Instructions to follow: Transcribe the lines below verbatim, skipping the images.

*-*-*

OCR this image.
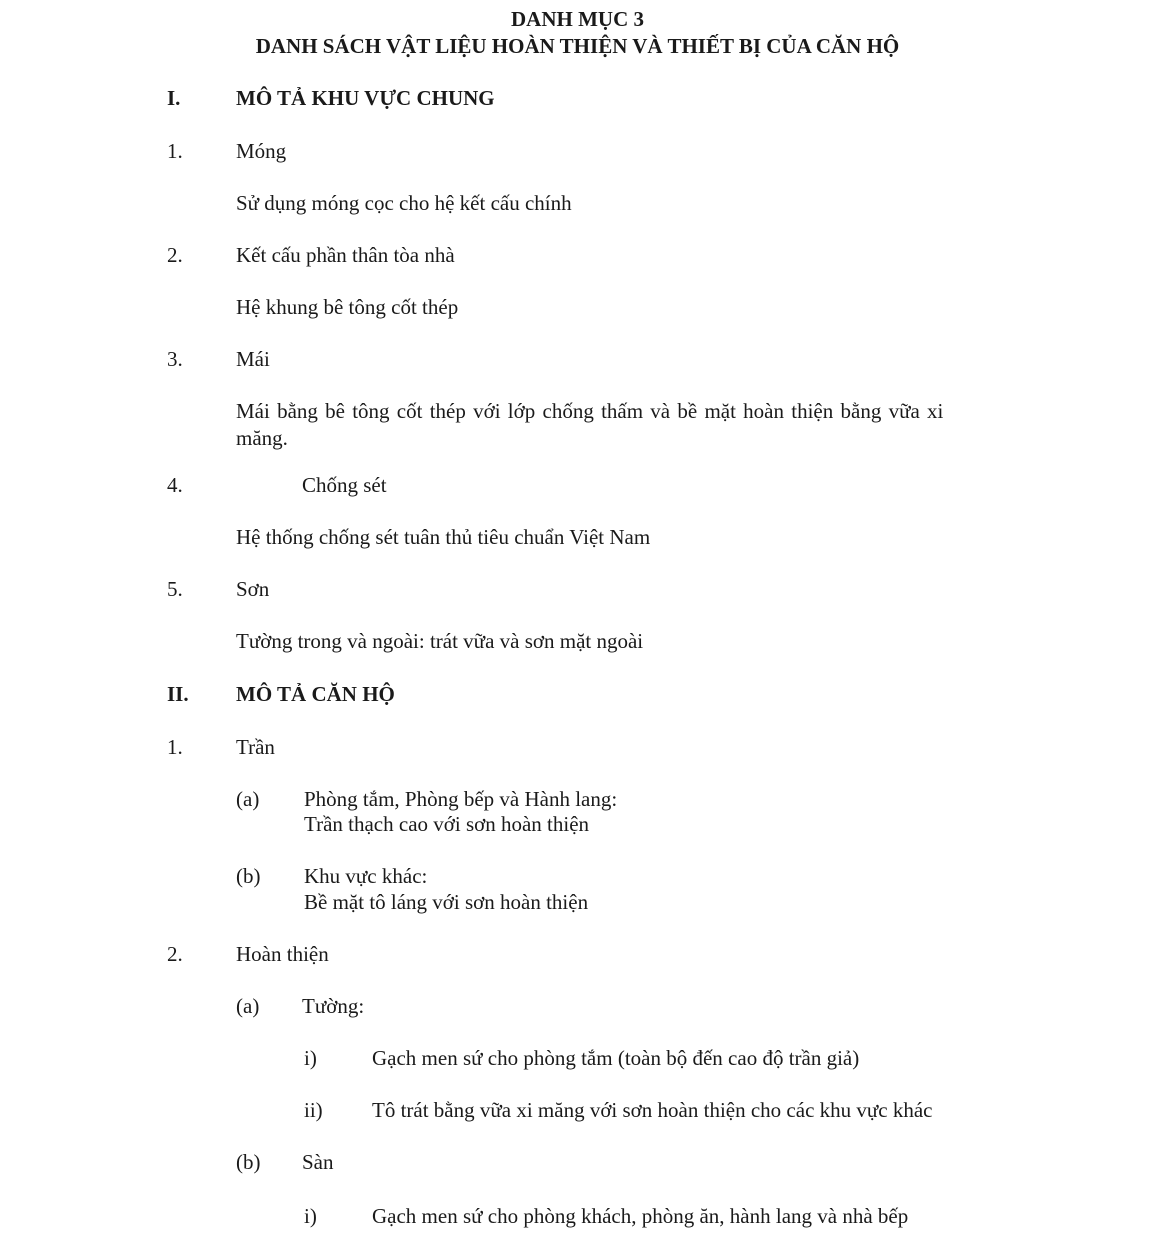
DANH MỤC 3
DANH SÁCH VẬT LIỆU HOÀN THIỆN VÀ THIẾT BỊ CỦA CĂN HỘ
I.	MÔ TẢ KHU VỰC CHUNG
1.	Móng
Sử dụng móng cọc cho hệ kết cấu chính
2.	Kết cấu phần thân tòa nhà
Hệ khung bê tông cốt thép
3.	Mái
Mái bằng bê tông cốt thép với lớp chống thấm và bề mặt hoàn thiện bằng vữa xi
măng.
4.	Chống sét
Hệ thống chống sét tuân thủ tiêu chuẩn Việt Nam
5.	Sơn
Tường trong và ngoài: trát vữa và sơn mặt ngoài
II. MÔ TẢ CĂN HỘ
1.	Trần
(a) Phòng tắm, Phòng bếp và Hành lang:
Trần thạch cao với sơn hoàn thiện
(b) Khu vực khác:
Bề mặt tô láng với sơn hoàn thiện
2.	Hoàn thiện
(a) Tường:
i)	Gạch men sứ cho phòng tắm (toàn bộ đến cao độ trần giả)
ii) Tô trát bằng vữa xi măng với sơn hoàn thiện cho các khu vực khác
(b) Sàn
i)	Gạch men sứ cho phòng khách, phòng ăn, hành lang và nhà bếp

*-*-*

Written answer:
OCR this image.
DANH MỤC 3
DANH SÁCH VẬT LIỆU HOÀN THIỆN VÀ THIẾT BỊ CỦA CĂN HỘ
I.	MÔ TẢ KHU VỰC CHUNG
1.	Móng
Sử dụng móng cọc cho hệ kết cấu chính
2.	Kết cấu phần thân tòa nhà
Hệ khung bê tông cốt thép
3.	Mái
Mái bằng bê tông cốt thép với lớp chống thấm và bề mặt hoàn thiện bằng vữa xi
măng.
4.	Chống sét
Hệ thống chống sét tuân thủ tiêu chuẩn Việt Nam
5.	Sơn
Tường trong và ngoài: trát vữa và sơn mặt ngoài
II. MÔ TẢ CĂN HỘ
1.	Trần
(a) Phòng tắm, Phòng bếp và Hành lang:
Trần thạch cao với sơn hoàn thiện
(b) Khu vực khác:
Bề mặt tô láng với sơn hoàn thiện
2.	Hoàn thiện
(a) Tường:
i)	Gạch men sứ cho phòng tắm (toàn bộ đến cao độ trần giả)
ii) Tô trát bằng vữa xi măng với sơn hoàn thiện cho các khu vực khác
(b) Sàn
i)	Gạch men sứ cho phòng khách, phòng ăn, hành lang và nhà bếp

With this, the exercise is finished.